WHAT TO WORK ON: Copy out all lines of the records in which the word "title" appears.

Entries with figure data
** start **
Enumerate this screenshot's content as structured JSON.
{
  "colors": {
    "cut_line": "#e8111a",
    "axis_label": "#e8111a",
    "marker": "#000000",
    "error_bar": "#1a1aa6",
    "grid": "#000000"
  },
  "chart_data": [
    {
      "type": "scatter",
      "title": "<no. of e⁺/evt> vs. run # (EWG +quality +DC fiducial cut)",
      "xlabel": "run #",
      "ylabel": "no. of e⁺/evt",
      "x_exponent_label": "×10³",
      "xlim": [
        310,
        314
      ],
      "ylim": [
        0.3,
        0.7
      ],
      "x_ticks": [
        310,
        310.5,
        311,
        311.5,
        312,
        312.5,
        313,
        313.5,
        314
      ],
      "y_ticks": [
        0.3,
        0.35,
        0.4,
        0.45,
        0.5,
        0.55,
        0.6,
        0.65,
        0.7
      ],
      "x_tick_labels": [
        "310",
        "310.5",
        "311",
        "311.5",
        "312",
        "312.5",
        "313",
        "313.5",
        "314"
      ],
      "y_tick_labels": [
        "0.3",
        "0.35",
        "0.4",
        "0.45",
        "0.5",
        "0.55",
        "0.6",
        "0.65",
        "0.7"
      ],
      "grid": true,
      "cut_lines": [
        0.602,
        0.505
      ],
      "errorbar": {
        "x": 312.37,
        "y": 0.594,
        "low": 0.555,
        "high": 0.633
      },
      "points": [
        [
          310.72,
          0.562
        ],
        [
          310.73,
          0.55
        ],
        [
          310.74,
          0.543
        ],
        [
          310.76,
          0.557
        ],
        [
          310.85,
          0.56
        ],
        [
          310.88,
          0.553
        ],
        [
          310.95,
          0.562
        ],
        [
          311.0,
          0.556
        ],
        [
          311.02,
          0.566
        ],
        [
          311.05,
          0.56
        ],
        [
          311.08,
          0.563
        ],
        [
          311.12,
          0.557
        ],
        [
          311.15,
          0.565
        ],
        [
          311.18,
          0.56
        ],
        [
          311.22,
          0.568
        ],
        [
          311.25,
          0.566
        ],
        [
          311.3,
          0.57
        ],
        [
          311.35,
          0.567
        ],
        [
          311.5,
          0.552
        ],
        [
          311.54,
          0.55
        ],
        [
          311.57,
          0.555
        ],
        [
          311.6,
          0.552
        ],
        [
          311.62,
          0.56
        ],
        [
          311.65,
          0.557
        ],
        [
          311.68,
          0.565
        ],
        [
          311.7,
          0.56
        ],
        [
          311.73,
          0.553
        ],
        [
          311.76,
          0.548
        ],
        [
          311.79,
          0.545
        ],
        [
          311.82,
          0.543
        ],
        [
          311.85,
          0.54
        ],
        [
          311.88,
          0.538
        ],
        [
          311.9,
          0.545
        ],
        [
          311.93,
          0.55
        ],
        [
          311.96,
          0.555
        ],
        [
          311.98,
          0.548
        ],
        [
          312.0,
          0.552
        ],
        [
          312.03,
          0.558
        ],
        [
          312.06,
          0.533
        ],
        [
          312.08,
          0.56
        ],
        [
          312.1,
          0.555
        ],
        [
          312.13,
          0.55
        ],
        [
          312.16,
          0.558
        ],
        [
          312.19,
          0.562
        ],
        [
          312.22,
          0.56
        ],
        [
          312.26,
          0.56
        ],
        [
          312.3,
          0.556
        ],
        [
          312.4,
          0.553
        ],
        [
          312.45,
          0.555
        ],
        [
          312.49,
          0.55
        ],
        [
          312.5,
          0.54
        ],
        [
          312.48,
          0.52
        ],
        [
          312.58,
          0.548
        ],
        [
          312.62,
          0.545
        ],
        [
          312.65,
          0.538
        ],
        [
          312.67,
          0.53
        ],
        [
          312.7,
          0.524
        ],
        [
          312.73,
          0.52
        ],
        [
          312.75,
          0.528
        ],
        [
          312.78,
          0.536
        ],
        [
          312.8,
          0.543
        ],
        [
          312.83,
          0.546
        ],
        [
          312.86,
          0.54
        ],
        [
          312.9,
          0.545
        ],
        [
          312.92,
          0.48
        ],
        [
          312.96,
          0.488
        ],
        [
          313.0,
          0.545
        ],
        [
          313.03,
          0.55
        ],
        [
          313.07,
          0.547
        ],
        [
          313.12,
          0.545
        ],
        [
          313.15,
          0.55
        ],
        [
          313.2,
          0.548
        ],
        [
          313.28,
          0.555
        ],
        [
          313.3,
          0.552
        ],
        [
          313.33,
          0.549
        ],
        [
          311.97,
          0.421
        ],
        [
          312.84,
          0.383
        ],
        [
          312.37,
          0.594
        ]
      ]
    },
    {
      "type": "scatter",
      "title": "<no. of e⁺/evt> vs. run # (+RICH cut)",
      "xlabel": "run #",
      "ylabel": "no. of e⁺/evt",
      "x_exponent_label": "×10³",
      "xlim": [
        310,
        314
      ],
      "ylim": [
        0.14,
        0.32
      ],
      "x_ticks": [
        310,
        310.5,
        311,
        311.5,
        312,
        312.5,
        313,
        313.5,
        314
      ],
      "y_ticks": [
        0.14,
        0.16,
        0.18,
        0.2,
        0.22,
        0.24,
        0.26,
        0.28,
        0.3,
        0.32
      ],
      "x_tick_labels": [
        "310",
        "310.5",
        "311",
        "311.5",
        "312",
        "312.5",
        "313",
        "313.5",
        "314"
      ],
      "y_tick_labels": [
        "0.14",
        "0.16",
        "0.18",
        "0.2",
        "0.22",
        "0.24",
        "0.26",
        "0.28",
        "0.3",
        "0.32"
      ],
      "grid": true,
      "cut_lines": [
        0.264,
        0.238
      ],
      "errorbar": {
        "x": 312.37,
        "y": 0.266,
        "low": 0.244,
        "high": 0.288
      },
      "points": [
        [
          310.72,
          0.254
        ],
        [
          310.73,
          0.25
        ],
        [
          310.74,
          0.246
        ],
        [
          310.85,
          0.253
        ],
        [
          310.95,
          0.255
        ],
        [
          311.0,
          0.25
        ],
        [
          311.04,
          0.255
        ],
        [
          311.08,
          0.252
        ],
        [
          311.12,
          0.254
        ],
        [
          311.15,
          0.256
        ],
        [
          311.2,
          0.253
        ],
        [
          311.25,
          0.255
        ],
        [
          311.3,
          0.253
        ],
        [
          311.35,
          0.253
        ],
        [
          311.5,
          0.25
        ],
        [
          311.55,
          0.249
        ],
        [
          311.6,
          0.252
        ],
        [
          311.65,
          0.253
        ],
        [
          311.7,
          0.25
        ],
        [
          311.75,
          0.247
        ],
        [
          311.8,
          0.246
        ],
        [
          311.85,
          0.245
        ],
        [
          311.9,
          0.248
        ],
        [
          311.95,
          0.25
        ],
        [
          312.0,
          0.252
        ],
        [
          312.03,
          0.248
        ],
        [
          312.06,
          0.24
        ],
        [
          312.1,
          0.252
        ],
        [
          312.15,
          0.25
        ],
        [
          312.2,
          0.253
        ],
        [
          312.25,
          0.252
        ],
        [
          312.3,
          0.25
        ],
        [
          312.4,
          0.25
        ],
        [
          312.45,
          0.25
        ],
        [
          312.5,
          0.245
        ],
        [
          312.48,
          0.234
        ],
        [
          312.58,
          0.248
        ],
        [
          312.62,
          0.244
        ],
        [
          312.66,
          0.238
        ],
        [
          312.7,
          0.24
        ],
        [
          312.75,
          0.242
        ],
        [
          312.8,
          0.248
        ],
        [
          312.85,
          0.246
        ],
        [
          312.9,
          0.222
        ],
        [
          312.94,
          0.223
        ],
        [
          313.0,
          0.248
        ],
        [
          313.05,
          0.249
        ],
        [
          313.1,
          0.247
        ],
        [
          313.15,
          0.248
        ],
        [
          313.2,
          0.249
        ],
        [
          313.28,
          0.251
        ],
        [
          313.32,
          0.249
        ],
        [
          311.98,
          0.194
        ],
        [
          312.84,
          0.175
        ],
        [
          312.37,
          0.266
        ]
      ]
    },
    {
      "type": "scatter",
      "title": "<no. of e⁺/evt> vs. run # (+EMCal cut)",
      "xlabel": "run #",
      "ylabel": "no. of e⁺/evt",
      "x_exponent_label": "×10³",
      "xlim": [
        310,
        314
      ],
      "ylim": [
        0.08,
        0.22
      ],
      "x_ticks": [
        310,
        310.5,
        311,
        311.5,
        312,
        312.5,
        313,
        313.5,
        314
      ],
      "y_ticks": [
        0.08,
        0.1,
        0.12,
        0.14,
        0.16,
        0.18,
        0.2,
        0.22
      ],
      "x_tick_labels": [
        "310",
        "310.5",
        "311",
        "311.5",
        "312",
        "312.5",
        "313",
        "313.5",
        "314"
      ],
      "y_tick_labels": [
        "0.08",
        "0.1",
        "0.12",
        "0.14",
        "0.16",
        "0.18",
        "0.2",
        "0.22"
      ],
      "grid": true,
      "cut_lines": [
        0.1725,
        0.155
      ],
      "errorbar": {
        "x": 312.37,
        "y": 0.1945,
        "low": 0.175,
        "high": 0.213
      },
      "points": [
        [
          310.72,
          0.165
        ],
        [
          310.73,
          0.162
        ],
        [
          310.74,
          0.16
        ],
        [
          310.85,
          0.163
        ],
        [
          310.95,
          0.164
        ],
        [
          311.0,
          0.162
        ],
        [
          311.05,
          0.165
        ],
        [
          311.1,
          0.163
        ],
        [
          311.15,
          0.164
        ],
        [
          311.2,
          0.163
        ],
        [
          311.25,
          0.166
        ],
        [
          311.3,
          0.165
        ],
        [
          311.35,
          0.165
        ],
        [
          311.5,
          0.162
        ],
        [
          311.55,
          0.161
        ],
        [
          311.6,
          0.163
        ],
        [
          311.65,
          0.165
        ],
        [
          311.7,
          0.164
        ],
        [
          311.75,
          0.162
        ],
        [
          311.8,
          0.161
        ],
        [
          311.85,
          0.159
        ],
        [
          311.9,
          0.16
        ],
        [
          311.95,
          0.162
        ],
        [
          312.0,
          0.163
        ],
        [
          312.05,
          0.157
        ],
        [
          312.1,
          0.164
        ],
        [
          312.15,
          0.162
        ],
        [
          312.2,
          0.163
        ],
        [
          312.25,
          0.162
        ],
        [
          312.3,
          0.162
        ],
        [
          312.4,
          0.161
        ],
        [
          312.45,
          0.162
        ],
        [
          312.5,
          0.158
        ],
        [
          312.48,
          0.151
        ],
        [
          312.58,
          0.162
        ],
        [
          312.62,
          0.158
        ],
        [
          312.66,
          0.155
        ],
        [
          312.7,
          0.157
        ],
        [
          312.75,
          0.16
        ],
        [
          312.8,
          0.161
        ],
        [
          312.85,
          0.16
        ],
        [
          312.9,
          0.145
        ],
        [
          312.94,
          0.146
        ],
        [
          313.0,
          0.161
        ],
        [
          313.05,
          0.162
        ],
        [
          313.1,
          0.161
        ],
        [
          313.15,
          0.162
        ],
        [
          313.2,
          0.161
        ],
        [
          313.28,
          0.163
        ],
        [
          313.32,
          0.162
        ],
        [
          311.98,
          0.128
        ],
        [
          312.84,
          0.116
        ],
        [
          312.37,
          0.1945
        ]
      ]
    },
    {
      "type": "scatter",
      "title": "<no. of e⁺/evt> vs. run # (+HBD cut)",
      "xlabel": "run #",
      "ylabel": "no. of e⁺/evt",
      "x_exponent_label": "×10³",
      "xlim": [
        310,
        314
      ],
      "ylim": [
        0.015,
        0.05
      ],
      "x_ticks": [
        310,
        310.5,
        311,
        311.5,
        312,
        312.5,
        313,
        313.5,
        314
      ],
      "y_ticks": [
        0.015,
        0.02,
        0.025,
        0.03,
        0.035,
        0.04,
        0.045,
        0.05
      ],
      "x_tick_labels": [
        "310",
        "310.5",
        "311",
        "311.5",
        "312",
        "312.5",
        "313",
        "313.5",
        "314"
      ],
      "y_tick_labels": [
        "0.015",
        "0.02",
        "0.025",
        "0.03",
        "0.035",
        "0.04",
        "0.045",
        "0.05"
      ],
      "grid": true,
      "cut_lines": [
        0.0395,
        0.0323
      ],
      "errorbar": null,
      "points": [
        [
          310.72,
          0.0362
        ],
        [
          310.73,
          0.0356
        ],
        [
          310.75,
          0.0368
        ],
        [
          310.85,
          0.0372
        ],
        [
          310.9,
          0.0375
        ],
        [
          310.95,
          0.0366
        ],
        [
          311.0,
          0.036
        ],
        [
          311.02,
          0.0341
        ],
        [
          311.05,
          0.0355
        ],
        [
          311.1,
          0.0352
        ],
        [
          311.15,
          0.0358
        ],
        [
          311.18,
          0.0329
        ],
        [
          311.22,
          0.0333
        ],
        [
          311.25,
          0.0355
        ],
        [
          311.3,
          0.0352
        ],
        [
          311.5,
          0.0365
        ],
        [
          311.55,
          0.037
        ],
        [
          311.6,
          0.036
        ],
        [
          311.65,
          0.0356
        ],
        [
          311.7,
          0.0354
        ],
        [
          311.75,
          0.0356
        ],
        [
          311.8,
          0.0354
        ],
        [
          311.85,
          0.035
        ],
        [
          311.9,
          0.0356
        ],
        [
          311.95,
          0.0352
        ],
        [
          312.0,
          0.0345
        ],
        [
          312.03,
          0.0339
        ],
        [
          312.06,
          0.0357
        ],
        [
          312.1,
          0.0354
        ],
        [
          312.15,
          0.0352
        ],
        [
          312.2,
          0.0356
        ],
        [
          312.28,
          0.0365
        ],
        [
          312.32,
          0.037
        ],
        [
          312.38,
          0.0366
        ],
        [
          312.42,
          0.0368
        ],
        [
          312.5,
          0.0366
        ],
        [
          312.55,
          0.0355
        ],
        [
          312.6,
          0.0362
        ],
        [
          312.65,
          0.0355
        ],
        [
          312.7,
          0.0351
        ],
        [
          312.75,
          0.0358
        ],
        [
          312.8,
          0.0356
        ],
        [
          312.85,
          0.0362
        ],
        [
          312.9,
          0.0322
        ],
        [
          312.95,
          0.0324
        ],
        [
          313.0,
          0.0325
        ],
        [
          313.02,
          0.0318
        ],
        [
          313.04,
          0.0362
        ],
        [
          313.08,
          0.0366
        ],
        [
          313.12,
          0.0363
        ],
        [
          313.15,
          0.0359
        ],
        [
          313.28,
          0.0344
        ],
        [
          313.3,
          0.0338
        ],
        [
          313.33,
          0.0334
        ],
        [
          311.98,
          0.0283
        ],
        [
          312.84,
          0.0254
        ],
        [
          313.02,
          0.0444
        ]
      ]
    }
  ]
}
** end **
TASK RESULT:
      "title": "<no. of e⁺/evt> vs. run # (EWG +quality +DC fiducial cut)",
      "title": "<no. of e⁺/evt> vs. run # (+RICH cut)",
      "title": "<no. of e⁺/evt> vs. run # (+EMCal cut)",
      "title": "<no. of e⁺/evt> vs. run # (+HBD cut)",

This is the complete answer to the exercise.